## begin RECORD SET

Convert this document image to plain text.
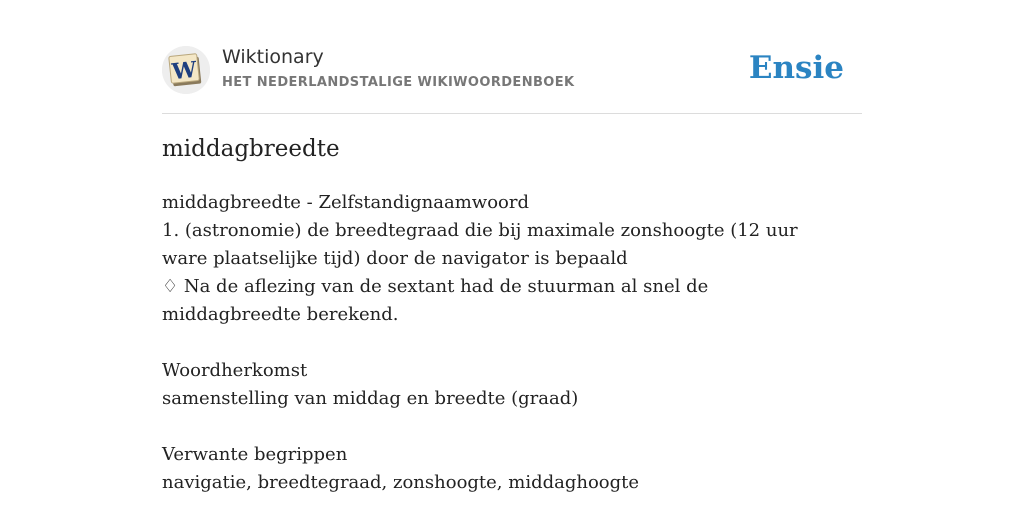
W Wiktionary
HET NEDERLANDSTALIGE WIKIWOORDENBOEK	Ensie
middagbreedte

middagbreedte - Zelfstandignaamwoord

1. (astronomie) de breedtegraad die bij maximale zonshoogte (12 uur ware plaatselijke tijd) door de navigator is bepaald

♢ Na de aflezing van de sextant had de stuurman al snel de middagbreedte berekend.

Woordherkomst

samenstelling van middag en breedte (graad)

Verwante begrippen

navigatie, breedtegraad, zonshoogte, middaghoogte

## end RECORD SET

* TASK REQUIREMENTS *
Pull out every line of the records that includes the string "middagbreedte".

* ANSWER TO THIS EXERCISE *
middagbreedte
middagbreedte - Zelfstandignaamwoord
♢ Na de aflezing van de sextant had de stuurman al snel de middagbreedte berekend.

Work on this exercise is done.